Put the lines into a JSON list of strings, one string per line, leaving out any blank lines. Start with the line that contains "Annotate this image: element" and go on through the line that contains "- telemetry-bar: Latitude", including both.
━━━━━ THE DATA
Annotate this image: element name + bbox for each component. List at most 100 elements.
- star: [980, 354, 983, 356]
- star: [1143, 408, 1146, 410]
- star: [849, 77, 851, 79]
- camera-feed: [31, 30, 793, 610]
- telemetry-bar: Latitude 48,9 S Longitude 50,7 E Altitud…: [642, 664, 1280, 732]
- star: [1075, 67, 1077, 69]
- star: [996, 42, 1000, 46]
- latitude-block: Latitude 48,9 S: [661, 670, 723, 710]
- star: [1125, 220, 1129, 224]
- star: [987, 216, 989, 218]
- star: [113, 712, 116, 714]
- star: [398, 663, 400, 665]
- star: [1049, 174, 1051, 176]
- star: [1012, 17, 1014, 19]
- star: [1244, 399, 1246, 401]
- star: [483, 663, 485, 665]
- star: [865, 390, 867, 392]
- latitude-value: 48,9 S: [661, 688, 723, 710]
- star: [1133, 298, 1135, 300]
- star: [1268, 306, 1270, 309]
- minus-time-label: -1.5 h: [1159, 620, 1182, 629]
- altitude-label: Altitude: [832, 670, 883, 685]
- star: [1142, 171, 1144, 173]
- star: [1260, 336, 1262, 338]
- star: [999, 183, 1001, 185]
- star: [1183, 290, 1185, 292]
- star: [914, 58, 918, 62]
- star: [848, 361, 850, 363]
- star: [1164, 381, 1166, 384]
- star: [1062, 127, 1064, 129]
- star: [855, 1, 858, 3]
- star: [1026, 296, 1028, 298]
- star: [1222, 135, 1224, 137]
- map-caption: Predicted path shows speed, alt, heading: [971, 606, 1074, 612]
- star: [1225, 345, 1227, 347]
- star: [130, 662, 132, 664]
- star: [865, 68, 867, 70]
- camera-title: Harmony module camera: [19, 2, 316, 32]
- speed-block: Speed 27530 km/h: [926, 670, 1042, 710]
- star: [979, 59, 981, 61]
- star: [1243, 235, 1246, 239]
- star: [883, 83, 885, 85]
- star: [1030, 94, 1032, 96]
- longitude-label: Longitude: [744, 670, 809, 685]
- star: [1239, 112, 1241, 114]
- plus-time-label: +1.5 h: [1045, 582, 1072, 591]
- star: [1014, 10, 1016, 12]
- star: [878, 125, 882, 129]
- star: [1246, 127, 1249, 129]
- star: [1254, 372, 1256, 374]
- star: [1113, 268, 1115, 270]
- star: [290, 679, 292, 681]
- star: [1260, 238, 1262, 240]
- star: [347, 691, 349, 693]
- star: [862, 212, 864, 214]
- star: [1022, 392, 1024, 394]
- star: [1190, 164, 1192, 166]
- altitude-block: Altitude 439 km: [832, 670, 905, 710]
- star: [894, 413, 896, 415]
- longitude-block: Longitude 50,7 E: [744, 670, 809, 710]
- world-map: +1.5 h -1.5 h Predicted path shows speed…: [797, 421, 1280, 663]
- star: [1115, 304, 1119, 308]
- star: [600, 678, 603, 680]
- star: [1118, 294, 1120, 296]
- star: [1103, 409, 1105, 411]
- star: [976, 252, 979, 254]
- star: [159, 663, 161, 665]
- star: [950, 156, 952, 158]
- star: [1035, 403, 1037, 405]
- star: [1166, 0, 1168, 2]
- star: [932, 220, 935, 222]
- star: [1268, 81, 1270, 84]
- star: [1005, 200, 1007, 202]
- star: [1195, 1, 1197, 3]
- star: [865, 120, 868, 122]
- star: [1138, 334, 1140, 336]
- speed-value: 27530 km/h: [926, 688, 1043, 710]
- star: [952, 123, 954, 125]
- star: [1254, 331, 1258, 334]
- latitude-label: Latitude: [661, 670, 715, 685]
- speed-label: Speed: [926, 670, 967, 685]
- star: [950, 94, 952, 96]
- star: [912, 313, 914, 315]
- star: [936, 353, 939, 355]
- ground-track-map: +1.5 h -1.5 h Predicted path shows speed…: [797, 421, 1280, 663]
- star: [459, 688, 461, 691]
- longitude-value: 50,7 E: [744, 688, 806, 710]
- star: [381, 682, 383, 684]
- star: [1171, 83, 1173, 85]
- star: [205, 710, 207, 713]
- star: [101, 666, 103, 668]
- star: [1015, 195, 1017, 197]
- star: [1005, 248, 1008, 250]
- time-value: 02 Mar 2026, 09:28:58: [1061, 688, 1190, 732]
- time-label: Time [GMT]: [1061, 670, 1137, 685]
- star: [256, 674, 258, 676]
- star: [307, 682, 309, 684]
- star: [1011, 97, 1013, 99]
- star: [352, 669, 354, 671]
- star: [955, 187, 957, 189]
━━━━━━━━━━
━━━━━ THE DATA
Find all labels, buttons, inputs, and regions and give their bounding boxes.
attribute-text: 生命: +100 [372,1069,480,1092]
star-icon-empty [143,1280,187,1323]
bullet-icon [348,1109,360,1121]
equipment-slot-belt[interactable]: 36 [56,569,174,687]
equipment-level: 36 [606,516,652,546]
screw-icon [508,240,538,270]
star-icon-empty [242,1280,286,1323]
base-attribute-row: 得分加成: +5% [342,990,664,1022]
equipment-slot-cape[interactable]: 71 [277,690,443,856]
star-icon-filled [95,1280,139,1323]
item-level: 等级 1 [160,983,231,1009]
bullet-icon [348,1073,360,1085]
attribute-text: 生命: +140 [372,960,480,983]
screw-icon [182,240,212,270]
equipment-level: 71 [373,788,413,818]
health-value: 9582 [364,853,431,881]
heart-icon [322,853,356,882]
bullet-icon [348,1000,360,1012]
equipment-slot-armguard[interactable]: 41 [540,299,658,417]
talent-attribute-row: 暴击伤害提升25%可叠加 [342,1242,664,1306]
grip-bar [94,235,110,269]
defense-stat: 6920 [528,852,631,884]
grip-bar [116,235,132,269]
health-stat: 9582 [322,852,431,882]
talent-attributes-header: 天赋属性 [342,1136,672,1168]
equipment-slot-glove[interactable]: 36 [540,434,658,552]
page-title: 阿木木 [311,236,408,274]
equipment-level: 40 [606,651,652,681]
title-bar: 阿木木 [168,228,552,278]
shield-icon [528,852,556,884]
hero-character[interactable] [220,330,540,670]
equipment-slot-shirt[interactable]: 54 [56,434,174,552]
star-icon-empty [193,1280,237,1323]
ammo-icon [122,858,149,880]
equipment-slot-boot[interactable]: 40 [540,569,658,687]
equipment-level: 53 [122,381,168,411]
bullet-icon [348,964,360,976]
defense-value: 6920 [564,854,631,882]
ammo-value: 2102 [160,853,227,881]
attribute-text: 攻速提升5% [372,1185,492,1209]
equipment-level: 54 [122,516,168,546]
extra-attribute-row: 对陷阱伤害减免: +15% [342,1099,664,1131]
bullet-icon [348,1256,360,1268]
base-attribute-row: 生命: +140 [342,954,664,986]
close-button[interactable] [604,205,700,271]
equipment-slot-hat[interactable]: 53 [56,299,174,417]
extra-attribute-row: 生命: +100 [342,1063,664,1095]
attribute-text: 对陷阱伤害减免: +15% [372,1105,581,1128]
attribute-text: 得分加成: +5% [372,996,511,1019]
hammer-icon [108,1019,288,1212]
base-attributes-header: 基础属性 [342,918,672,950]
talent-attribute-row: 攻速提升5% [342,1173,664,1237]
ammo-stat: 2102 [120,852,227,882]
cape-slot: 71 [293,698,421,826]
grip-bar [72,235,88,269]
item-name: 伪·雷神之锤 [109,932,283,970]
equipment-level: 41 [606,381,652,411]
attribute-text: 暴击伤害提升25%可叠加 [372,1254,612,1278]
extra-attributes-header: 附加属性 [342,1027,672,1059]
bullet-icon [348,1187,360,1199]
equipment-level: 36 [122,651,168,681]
━━━━━━━━━━
== RESULT FOR THIS TASK ==
[
  "Annotate this image: element name + bbox for each component. List at most 100 elements.",
  "- star: [980, 354, 983, 356]",
  "- star: [1143, 408, 1146, 410]",
  "- star: [849, 77, 851, 79]",
  "- camera-feed: [31, 30, 793, 610]",
  "- telemetry-bar: Latitude 48,9 S Longitude 50,7 E Altitud…: [642, 664, 1280, 732]"
]